What is expected:
Write out each line from the data below that includes the word "colors".

Entries:
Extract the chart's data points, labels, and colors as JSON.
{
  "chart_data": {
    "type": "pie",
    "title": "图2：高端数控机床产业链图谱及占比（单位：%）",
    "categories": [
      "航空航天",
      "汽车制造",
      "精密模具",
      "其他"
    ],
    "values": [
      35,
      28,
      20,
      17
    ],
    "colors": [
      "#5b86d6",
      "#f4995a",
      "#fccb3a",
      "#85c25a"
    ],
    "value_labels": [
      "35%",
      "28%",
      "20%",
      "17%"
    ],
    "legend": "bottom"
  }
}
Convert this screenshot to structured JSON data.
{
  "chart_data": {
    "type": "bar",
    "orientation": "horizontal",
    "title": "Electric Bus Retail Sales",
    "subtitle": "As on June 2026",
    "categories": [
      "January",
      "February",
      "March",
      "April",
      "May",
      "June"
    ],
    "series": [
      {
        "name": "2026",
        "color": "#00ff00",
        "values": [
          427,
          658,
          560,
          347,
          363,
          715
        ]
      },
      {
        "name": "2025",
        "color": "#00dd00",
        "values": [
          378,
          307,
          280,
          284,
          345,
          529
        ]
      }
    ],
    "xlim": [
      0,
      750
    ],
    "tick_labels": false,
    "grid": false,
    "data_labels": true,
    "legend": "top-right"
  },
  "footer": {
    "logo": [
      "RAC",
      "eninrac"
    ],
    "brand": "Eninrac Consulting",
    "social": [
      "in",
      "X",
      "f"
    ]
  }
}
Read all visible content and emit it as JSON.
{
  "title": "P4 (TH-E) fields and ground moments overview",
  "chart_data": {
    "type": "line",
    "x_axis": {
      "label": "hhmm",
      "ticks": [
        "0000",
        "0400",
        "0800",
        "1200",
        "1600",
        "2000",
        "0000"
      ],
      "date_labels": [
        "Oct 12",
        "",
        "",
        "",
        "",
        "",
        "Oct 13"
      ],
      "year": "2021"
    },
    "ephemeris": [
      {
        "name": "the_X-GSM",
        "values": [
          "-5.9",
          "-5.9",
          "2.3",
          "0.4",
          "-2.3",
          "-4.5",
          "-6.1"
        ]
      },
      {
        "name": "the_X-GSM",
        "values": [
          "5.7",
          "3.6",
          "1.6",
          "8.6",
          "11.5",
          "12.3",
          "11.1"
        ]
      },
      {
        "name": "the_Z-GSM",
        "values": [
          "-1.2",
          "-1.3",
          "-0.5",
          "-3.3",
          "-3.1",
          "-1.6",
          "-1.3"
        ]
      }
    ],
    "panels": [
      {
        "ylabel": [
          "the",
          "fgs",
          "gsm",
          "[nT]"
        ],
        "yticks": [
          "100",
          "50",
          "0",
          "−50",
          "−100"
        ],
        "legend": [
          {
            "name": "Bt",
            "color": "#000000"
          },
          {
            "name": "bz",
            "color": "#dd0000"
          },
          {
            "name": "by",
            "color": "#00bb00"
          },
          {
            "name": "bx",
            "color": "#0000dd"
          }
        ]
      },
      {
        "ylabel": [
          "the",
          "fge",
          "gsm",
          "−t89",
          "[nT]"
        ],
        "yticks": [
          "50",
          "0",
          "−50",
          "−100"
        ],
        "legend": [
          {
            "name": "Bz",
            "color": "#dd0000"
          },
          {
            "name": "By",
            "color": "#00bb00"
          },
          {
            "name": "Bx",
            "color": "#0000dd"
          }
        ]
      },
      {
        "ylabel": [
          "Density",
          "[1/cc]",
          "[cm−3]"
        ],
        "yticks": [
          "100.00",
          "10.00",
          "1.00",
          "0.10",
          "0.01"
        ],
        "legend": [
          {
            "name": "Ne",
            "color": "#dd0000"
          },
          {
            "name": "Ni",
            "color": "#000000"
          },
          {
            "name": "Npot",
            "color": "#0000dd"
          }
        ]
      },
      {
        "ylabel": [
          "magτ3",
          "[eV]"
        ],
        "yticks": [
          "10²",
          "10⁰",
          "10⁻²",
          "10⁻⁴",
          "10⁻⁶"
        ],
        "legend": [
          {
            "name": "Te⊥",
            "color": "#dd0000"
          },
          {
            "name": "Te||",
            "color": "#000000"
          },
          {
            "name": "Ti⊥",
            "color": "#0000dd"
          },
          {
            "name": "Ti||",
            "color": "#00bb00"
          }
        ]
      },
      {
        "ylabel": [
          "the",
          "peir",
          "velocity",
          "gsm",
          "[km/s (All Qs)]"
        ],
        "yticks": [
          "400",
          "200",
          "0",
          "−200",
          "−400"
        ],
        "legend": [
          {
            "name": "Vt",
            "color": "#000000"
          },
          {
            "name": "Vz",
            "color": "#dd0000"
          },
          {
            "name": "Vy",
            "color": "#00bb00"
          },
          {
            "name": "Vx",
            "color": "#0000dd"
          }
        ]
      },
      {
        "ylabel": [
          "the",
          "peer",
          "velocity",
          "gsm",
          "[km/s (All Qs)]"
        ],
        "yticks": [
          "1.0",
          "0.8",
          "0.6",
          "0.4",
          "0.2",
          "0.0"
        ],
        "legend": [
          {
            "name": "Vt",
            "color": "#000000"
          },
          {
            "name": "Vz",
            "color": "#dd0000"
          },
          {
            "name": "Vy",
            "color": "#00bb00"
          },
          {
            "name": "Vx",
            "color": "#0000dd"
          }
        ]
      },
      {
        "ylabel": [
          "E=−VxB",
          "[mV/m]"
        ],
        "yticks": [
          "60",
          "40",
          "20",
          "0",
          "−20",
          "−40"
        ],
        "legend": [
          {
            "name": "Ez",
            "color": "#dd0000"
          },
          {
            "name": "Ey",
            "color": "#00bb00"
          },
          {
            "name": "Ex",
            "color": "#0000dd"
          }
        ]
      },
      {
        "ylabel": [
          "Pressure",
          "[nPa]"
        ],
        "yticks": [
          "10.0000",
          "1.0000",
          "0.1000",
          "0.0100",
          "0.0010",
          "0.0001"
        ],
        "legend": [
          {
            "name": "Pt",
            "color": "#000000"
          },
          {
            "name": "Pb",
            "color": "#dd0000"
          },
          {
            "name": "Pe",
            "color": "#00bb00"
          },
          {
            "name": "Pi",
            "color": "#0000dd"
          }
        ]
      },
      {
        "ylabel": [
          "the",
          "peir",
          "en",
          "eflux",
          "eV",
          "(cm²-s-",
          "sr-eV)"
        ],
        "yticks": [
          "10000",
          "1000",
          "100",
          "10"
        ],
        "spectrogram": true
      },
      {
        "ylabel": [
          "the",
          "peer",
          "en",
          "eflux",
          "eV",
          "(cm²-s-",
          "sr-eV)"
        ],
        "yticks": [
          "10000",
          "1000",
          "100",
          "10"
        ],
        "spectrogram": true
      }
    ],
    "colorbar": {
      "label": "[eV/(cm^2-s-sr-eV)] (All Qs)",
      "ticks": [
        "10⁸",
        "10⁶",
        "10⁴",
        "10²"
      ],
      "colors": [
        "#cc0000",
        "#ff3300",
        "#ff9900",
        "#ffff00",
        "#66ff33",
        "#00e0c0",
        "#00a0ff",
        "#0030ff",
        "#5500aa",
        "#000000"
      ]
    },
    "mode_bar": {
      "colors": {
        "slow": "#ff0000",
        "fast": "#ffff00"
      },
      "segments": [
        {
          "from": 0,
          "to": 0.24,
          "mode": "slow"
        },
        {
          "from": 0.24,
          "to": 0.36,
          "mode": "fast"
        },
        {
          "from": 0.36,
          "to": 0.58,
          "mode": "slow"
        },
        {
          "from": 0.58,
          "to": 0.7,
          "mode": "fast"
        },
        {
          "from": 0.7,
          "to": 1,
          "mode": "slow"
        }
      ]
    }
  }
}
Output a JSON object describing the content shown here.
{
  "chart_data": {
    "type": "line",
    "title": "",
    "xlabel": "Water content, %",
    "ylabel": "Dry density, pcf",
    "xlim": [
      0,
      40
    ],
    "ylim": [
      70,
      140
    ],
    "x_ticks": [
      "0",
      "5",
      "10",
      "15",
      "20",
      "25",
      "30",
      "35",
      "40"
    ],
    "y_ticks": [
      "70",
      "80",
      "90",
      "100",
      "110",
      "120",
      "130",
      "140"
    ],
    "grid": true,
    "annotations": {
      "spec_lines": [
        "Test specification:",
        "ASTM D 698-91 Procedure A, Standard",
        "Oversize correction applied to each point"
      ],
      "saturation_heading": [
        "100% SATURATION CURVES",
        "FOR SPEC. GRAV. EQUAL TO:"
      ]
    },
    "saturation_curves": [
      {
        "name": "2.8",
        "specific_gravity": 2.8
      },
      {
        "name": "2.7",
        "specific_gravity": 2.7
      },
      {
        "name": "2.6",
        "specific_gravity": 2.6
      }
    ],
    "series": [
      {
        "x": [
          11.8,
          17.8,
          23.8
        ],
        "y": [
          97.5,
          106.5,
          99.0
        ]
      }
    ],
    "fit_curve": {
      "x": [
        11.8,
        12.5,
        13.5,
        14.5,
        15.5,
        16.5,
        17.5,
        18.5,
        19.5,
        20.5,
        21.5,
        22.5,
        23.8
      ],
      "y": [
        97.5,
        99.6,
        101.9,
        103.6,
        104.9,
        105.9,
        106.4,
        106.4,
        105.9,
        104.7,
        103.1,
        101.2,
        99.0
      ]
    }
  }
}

Answer:
Extract the chart's data points, labels, and colors as JSON.
    "colors": [
      "colors": [
      "colors": {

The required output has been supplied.